* _Record extracts_:
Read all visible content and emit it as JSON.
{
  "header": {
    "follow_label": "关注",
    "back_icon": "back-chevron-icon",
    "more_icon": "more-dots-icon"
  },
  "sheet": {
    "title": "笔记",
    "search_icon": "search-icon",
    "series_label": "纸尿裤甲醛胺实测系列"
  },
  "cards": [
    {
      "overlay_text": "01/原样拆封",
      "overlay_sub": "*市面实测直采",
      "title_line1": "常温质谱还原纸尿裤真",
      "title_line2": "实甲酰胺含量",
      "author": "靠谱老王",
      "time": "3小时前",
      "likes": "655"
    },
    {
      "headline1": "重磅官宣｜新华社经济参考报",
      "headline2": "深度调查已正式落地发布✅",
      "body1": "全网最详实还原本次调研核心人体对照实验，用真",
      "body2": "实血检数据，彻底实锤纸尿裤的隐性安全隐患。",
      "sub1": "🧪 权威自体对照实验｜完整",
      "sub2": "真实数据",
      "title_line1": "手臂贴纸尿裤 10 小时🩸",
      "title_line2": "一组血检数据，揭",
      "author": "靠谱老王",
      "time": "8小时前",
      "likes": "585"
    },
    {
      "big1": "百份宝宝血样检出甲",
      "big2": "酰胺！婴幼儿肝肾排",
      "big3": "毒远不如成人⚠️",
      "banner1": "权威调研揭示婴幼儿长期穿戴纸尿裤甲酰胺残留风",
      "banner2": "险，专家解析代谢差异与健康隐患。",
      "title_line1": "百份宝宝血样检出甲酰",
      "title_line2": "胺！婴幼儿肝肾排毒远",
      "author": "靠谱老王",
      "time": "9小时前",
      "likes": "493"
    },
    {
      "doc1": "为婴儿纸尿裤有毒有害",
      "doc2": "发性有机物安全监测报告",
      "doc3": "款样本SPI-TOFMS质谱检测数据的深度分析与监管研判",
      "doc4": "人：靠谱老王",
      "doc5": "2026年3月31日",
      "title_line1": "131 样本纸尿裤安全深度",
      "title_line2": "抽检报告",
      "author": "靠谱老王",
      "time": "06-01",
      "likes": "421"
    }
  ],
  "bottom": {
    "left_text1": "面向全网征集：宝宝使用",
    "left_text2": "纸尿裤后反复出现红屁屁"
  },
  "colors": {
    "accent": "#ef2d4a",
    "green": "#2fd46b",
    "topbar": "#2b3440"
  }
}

* _Problem to solve_: Filter lines by "icon" and return each hit.

* _Exercise result_:
    "back_icon": "back-chevron-icon",
    "more_icon": "more-dots-icon"
    "search_icon": "search-icon",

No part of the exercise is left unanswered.